REQUIREMENT
Render the following material again verbatim, leaving nothing out.

Items from a dataset
▬▬▬▬▬▬
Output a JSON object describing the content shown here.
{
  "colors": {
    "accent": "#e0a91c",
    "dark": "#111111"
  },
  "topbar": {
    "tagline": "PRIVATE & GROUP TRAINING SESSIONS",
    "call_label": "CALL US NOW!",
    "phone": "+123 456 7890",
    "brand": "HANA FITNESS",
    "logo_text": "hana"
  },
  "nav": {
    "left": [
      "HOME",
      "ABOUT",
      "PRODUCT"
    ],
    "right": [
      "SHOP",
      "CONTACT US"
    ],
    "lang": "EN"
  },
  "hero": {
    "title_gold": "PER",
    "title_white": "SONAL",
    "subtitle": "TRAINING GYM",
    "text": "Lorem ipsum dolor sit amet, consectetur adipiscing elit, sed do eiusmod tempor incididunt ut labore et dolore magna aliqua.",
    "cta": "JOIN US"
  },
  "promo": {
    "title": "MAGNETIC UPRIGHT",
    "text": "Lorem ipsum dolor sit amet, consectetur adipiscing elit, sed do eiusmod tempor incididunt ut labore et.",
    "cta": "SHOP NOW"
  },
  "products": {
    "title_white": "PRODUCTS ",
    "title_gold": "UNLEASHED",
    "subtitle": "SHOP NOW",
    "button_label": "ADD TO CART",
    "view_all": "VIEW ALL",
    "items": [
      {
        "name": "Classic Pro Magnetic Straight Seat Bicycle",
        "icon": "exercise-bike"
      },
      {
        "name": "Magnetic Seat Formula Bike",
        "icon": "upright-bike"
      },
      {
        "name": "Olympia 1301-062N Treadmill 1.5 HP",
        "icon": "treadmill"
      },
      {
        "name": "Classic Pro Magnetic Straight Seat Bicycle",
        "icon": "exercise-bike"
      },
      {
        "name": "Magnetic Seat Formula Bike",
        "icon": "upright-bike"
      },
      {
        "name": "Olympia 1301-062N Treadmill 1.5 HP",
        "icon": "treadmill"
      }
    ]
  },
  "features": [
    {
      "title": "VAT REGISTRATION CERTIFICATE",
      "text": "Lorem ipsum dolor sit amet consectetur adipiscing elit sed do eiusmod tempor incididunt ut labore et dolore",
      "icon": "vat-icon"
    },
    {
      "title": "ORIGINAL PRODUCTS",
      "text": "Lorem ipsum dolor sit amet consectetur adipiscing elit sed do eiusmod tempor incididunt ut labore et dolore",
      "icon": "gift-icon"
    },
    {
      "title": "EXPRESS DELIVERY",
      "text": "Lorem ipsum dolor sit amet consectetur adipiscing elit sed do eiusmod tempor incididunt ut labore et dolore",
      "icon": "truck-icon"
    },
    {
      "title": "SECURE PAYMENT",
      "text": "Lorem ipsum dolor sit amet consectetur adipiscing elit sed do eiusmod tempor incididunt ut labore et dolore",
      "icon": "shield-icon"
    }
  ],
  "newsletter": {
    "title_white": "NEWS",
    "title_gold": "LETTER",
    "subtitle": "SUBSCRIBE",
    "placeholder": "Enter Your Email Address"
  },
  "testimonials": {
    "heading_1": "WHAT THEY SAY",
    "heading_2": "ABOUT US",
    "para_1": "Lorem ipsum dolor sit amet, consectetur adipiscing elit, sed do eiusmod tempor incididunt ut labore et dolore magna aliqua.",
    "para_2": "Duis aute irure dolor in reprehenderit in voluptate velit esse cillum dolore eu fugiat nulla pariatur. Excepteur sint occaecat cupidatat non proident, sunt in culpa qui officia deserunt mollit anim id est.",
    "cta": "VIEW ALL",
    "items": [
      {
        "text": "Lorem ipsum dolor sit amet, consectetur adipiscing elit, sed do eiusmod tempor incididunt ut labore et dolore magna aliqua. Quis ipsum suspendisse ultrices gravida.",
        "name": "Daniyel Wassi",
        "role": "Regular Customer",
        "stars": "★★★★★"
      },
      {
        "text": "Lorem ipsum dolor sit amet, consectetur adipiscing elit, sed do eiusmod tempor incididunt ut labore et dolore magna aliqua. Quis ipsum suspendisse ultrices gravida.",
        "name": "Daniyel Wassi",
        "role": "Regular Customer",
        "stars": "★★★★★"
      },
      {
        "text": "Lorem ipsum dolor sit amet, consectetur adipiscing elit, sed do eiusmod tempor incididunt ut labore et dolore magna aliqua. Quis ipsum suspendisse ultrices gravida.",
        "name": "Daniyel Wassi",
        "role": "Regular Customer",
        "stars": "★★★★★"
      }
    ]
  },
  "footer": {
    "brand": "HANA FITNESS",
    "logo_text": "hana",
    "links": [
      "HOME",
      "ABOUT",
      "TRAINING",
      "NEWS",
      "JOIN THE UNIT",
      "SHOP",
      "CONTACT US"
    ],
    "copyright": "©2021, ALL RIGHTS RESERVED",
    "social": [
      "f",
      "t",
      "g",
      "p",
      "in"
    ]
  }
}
▬▬▬▬▬▬
TASK ANSWER
Output a JSON object describing the content shown here.
{
  "colors": {
    "accent": "#e0a91c",
    "dark": "#111111"
  },
  "topbar": {
    "tagline": "PRIVATE & GROUP TRAINING SESSIONS",
    "call_label": "CALL US NOW!",
    "phone": "+123 456 7890",
    "brand": "HANA FITNESS",
    "logo_text": "hana"
  },
  "nav": {
    "left": [
      "HOME",
      "ABOUT",
      "PRODUCT"
    ],
    "right": [
      "SHOP",
      "CONTACT US"
    ],
    "lang": "EN"
  },
  "hero": {
    "title_gold": "PER",
    "title_white": "SONAL",
    "subtitle": "TRAINING GYM",
    "text": "Lorem ipsum dolor sit amet, consectetur adipiscing elit, sed do eiusmod tempor incididunt ut labore et dolore magna aliqua.",
    "cta": "JOIN US"
  },
  "promo": {
    "title": "MAGNETIC UPRIGHT",
    "text": "Lorem ipsum dolor sit amet, consectetur adipiscing elit, sed do eiusmod tempor incididunt ut labore et.",
    "cta": "SHOP NOW"
  },
  "products": {
    "title_white": "PRODUCTS ",
    "title_gold": "UNLEASHED",
    "subtitle": "SHOP NOW",
    "button_label": "ADD TO CART",
    "view_all": "VIEW ALL",
    "items": [
      {
        "name": "Classic Pro Magnetic Straight Seat Bicycle",
        "icon": "exercise-bike"
      },
      {
        "name": "Magnetic Seat Formula Bike",
        "icon": "upright-bike"
      },
      {
        "name": "Olympia 1301-062N Treadmill 1.5 HP",
        "icon": "treadmill"
      },
      {
        "name": "Classic Pro Magnetic Straight Seat Bicycle",
        "icon": "exercise-bike"
      },
      {
        "name": "Magnetic Seat Formula Bike",
        "icon": "upright-bike"
      },
      {
        "name": "Olympia 1301-062N Treadmill 1.5 HP",
        "icon": "treadmill"
      }
    ]
  },
  "features": [
    {
      "title": "VAT REGISTRATION CERTIFICATE",
      "text": "Lorem ipsum dolor sit amet consectetur adipiscing elit sed do eiusmod tempor incididunt ut labore et dolore",
      "icon": "vat-icon"
    },
    {
      "title": "ORIGINAL PRODUCTS",
      "text": "Lorem ipsum dolor sit amet consectetur adipiscing elit sed do eiusmod tempor incididunt ut labore et dolore",
      "icon": "gift-icon"
    },
    {
      "title": "EXPRESS DELIVERY",
      "text": "Lorem ipsum dolor sit amet consectetur adipiscing elit sed do eiusmod tempor incididunt ut labore et dolore",
      "icon": "truck-icon"
    },
    {
      "title": "SECURE PAYMENT",
      "text": "Lorem ipsum dolor sit amet consectetur adipiscing elit sed do eiusmod tempor incididunt ut labore et dolore",
      "icon": "shield-icon"
    }
  ],
  "newsletter": {
    "title_white": "NEWS",
    "title_gold": "LETTER",
    "subtitle": "SUBSCRIBE",
    "placeholder": "Enter Your Email Address"
  },
  "testimonials": {
    "heading_1": "WHAT THEY SAY",
    "heading_2": "ABOUT US",
    "para_1": "Lorem ipsum dolor sit amet, consectetur adipiscing elit, sed do eiusmod tempor incididunt ut labore et dolore magna aliqua.",
    "para_2": "Duis aute irure dolor in reprehenderit in voluptate velit esse cillum dolore eu fugiat nulla pariatur. Excepteur sint occaecat cupidatat non proident, sunt in culpa qui officia deserunt mollit anim id est.",
    "cta": "VIEW ALL",
    "items": [
      {
        "text": "Lorem ipsum dolor sit amet, consectetur adipiscing elit, sed do eiusmod tempor incididunt ut labore et dolore magna aliqua. Quis ipsum suspendisse ultrices gravida.",
        "name": "Daniyel Wassi",
        "role": "Regular Customer",
        "stars": "★★★★★"
      },
      {
        "text": "Lorem ipsum dolor sit amet, consectetur adipiscing elit, sed do eiusmod tempor incididunt ut labore et dolore magna aliqua. Quis ipsum suspendisse ultrices gravida.",
        "name": "Daniyel Wassi",
        "role": "Regular Customer",
        "stars": "★★★★★"
      },
      {
        "text": "Lorem ipsum dolor sit amet, consectetur adipiscing elit, sed do eiusmod tempor incididunt ut labore et dolore magna aliqua. Quis ipsum suspendisse ultrices gravida.",
        "name": "Daniyel Wassi",
        "role": "Regular Customer",
        "stars": "★★★★★"
      }
    ]
  },
  "footer": {
    "brand": "HANA FITNESS",
    "logo_text": "hana",
    "links": [
      "HOME",
      "ABOUT",
      "TRAINING",
      "NEWS",
      "JOIN THE UNIT",
      "SHOP",
      "CONTACT US"
    ],
    "copyright": "©2021, ALL RIGHTS RESERVED",
    "social": [
      "f",
      "t",
      "g",
      "p",
      "in"
    ]
  }
}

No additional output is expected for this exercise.